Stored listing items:
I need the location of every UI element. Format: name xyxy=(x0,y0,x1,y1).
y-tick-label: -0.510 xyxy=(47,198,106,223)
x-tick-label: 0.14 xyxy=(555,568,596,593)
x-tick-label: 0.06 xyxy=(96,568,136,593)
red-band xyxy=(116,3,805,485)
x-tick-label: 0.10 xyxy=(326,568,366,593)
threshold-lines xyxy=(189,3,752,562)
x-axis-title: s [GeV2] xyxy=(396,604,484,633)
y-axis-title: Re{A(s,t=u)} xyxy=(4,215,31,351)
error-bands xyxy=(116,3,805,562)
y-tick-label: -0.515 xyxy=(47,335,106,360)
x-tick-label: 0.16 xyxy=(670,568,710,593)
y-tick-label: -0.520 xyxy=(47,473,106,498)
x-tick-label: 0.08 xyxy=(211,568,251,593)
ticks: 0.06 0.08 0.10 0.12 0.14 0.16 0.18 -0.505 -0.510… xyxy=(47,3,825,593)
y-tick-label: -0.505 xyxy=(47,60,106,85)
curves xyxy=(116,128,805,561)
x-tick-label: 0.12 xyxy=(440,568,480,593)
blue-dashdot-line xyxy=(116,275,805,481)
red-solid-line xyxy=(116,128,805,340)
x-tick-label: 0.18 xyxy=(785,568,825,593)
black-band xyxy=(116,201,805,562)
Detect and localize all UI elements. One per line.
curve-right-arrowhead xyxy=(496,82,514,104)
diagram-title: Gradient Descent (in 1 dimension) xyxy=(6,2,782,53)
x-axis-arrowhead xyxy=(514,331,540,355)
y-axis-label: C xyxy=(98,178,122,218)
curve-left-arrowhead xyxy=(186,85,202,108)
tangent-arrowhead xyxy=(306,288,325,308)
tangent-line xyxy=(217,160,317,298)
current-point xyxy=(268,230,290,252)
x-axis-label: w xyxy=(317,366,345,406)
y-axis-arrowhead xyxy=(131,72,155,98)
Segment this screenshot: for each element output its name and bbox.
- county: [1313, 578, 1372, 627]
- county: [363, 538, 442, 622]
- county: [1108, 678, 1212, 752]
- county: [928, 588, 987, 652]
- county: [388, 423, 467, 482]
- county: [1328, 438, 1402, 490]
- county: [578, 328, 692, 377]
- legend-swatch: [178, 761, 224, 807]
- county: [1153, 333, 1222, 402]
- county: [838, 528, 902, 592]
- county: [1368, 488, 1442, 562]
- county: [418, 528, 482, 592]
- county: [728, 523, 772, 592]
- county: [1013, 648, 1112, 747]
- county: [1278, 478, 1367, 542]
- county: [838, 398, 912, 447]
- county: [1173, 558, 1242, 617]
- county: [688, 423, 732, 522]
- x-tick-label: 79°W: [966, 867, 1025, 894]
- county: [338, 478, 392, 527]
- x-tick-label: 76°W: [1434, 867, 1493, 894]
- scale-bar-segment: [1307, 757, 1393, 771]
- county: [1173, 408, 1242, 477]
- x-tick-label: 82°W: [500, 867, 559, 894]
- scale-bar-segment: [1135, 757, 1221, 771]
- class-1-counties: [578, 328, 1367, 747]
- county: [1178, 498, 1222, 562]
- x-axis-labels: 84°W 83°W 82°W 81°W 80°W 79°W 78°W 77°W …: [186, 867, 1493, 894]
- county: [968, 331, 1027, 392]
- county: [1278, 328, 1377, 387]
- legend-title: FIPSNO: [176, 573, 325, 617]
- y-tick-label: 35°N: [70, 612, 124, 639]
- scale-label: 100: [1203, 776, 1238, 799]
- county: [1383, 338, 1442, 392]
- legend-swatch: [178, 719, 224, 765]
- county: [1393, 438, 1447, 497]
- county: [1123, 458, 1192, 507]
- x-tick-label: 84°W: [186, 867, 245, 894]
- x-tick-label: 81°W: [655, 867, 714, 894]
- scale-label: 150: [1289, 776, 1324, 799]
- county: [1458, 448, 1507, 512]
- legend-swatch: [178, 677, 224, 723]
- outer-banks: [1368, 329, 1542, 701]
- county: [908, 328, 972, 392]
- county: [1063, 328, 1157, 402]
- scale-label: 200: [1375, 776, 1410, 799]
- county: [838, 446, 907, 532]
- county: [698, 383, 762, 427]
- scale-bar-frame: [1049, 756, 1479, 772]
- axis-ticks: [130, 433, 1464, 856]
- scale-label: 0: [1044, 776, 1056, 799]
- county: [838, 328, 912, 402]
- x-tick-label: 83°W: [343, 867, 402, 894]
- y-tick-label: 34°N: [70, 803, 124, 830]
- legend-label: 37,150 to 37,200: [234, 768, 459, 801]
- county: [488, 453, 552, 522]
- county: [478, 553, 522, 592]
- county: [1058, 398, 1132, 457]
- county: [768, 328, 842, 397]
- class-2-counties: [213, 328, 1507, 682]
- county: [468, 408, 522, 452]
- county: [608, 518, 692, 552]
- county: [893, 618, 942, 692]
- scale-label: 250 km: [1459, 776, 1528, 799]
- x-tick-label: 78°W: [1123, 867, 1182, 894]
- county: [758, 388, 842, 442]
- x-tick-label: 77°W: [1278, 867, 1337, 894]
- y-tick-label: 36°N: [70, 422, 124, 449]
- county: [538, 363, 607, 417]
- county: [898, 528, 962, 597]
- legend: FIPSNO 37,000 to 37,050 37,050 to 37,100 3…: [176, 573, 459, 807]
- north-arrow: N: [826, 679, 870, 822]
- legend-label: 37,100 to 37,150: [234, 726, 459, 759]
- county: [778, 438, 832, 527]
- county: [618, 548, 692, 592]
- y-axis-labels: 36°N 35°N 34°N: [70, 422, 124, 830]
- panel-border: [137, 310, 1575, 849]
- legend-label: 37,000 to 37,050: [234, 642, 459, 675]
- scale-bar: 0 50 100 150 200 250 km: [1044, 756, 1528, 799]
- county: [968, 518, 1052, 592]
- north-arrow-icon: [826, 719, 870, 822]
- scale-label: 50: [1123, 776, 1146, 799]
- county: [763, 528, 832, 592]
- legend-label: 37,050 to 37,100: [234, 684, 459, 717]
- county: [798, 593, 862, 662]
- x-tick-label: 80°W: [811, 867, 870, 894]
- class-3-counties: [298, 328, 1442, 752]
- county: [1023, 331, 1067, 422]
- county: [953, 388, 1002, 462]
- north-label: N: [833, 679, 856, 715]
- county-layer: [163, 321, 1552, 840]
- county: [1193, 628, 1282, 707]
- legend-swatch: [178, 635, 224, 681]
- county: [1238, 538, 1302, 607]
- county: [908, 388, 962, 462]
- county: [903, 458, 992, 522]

AIM.
Pick out every line of the listing above that contains the string "title", matching case exactly.

RESULT OF THIS EXERCISE.
x-axis-title: s [GeV2] xyxy=(396,604,484,633)
y-axis-title: Re{A(s,t=u)} xyxy=(4,215,31,351)
diagram-title: Gradient Descent (in 1 dimension) xyxy=(6,2,782,53)
- legend-title: FIPSNO: [176, 573, 325, 617]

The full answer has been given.